## START RECORD EXTRACTS

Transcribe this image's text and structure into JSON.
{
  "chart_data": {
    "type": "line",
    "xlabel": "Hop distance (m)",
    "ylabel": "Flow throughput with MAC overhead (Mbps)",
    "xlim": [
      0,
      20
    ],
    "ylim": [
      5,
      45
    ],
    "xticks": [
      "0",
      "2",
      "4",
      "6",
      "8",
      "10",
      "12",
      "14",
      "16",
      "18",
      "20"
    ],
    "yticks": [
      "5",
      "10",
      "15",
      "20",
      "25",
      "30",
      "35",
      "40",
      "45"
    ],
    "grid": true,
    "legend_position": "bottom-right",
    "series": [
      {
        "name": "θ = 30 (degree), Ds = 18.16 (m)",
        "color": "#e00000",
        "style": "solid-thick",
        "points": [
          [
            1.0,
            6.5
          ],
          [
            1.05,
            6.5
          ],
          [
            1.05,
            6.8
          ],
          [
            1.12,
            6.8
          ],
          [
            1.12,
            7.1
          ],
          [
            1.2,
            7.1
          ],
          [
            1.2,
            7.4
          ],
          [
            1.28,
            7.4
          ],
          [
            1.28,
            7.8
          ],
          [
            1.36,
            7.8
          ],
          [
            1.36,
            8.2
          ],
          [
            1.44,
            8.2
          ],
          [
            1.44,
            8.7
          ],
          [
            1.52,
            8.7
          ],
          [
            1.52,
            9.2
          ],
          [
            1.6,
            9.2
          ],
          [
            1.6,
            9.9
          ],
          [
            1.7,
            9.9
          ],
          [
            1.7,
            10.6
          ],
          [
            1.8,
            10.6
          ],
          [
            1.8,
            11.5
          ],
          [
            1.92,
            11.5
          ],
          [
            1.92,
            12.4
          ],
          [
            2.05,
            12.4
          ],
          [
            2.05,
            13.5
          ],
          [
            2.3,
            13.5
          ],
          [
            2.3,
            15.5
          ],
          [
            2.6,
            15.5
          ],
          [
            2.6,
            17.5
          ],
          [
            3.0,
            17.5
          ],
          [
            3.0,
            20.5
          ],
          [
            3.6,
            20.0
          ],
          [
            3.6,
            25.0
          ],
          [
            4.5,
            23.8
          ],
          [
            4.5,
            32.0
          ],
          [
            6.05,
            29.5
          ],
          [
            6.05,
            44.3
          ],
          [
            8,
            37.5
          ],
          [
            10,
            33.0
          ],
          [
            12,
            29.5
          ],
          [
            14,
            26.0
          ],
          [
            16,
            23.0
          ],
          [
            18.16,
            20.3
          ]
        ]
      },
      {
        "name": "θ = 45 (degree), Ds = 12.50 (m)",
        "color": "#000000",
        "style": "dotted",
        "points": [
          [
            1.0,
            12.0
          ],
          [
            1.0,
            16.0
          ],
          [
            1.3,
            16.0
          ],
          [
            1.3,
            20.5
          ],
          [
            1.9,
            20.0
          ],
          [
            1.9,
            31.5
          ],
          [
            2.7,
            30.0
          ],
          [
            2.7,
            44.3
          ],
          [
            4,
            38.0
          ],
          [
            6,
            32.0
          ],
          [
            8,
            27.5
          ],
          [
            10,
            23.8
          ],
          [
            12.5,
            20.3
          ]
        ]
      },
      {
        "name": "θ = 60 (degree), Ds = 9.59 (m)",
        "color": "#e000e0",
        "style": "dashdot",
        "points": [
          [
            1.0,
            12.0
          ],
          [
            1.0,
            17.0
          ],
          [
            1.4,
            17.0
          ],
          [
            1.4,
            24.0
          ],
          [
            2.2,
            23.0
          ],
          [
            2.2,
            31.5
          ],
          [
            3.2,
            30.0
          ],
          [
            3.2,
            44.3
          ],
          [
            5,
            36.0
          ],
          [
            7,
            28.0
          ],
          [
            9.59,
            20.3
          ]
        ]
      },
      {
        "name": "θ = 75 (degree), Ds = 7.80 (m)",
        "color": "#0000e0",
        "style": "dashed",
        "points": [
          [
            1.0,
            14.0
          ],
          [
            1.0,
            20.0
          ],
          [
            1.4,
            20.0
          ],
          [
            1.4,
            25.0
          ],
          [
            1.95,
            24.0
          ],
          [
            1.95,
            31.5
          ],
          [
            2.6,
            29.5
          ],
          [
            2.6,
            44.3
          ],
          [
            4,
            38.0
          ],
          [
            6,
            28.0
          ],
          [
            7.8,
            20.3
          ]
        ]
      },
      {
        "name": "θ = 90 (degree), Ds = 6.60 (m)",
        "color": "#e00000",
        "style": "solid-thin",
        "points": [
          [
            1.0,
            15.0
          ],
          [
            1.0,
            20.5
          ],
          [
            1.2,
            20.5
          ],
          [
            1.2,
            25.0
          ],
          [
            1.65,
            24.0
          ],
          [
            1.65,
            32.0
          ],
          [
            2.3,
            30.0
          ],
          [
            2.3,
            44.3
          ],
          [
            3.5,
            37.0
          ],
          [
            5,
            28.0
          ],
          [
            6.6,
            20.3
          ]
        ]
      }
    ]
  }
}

## END RECORD EXTRACTS

WHAT THIS TASK INVOLVES.
Retype the listing exactly, in full.

REPLY.
Transcribe this image's text and structure into JSON.
{
  "chart_data": {
    "type": "line",
    "xlabel": "Hop distance (m)",
    "ylabel": "Flow throughput with MAC overhead (Mbps)",
    "xlim": [
      0,
      20
    ],
    "ylim": [
      5,
      45
    ],
    "xticks": [
      "0",
      "2",
      "4",
      "6",
      "8",
      "10",
      "12",
      "14",
      "16",
      "18",
      "20"
    ],
    "yticks": [
      "5",
      "10",
      "15",
      "20",
      "25",
      "30",
      "35",
      "40",
      "45"
    ],
    "grid": true,
    "legend_position": "bottom-right",
    "series": [
      {
        "name": "θ = 30 (degree), Ds = 18.16 (m)",
        "color": "#e00000",
        "style": "solid-thick",
        "points": [
          [
            1.0,
            6.5
          ],
          [
            1.05,
            6.5
          ],
          [
            1.05,
            6.8
          ],
          [
            1.12,
            6.8
          ],
          [
            1.12,
            7.1
          ],
          [
            1.2,
            7.1
          ],
          [
            1.2,
            7.4
          ],
          [
            1.28,
            7.4
          ],
          [
            1.28,
            7.8
          ],
          [
            1.36,
            7.8
          ],
          [
            1.36,
            8.2
          ],
          [
            1.44,
            8.2
          ],
          [
            1.44,
            8.7
          ],
          [
            1.52,
            8.7
          ],
          [
            1.52,
            9.2
          ],
          [
            1.6,
            9.2
          ],
          [
            1.6,
            9.9
          ],
          [
            1.7,
            9.9
          ],
          [
            1.7,
            10.6
          ],
          [
            1.8,
            10.6
          ],
          [
            1.8,
            11.5
          ],
          [
            1.92,
            11.5
          ],
          [
            1.92,
            12.4
          ],
          [
            2.05,
            12.4
          ],
          [
            2.05,
            13.5
          ],
          [
            2.3,
            13.5
          ],
          [
            2.3,
            15.5
          ],
          [
            2.6,
            15.5
          ],
          [
            2.6,
            17.5
          ],
          [
            3.0,
            17.5
          ],
          [
            3.0,
            20.5
          ],
          [
            3.6,
            20.0
          ],
          [
            3.6,
            25.0
          ],
          [
            4.5,
            23.8
          ],
          [
            4.5,
            32.0
          ],
          [
            6.05,
            29.5
          ],
          [
            6.05,
            44.3
          ],
          [
            8,
            37.5
          ],
          [
            10,
            33.0
          ],
          [
            12,
            29.5
          ],
          [
            14,
            26.0
          ],
          [
            16,
            23.0
          ],
          [
            18.16,
            20.3
          ]
        ]
      },
      {
        "name": "θ = 45 (degree), Ds = 12.50 (m)",
        "color": "#000000",
        "style": "dotted",
        "points": [
          [
            1.0,
            12.0
          ],
          [
            1.0,
            16.0
          ],
          [
            1.3,
            16.0
          ],
          [
            1.3,
            20.5
          ],
          [
            1.9,
            20.0
          ],
          [
            1.9,
            31.5
          ],
          [
            2.7,
            30.0
          ],
          [
            2.7,
            44.3
          ],
          [
            4,
            38.0
          ],
          [
            6,
            32.0
          ],
          [
            8,
            27.5
          ],
          [
            10,
            23.8
          ],
          [
            12.5,
            20.3
          ]
        ]
      },
      {
        "name": "θ = 60 (degree), Ds = 9.59 (m)",
        "color": "#e000e0",
        "style": "dashdot",
        "points": [
          [
            1.0,
            12.0
          ],
          [
            1.0,
            17.0
          ],
          [
            1.4,
            17.0
          ],
          [
            1.4,
            24.0
          ],
          [
            2.2,
            23.0
          ],
          [
            2.2,
            31.5
          ],
          [
            3.2,
            30.0
          ],
          [
            3.2,
            44.3
          ],
          [
            5,
            36.0
          ],
          [
            7,
            28.0
          ],
          [
            9.59,
            20.3
          ]
        ]
      },
      {
        "name": "θ = 75 (degree), Ds = 7.80 (m)",
        "color": "#0000e0",
        "style": "dashed",
        "points": [
          [
            1.0,
            14.0
          ],
          [
            1.0,
            20.0
          ],
          [
            1.4,
            20.0
          ],
          [
            1.4,
            25.0
          ],
          [
            1.95,
            24.0
          ],
          [
            1.95,
            31.5
          ],
          [
            2.6,
            29.5
          ],
          [
            2.6,
            44.3
          ],
          [
            4,
            38.0
          ],
          [
            6,
            28.0
          ],
          [
            7.8,
            20.3
          ]
        ]
      },
      {
        "name": "θ = 90 (degree), Ds = 6.60 (m)",
        "color": "#e00000",
        "style": "solid-thin",
        "points": [
          [
            1.0,
            15.0
          ],
          [
            1.0,
            20.5
          ],
          [
            1.2,
            20.5
          ],
          [
            1.2,
            25.0
          ],
          [
            1.65,
            24.0
          ],
          [
            1.65,
            32.0
          ],
          [
            2.3,
            30.0
          ],
          [
            2.3,
            44.3
          ],
          [
            3.5,
            37.0
          ],
          [
            5,
            28.0
          ],
          [
            6.6,
            20.3
          ]
        ]
      }
    ]
  }
}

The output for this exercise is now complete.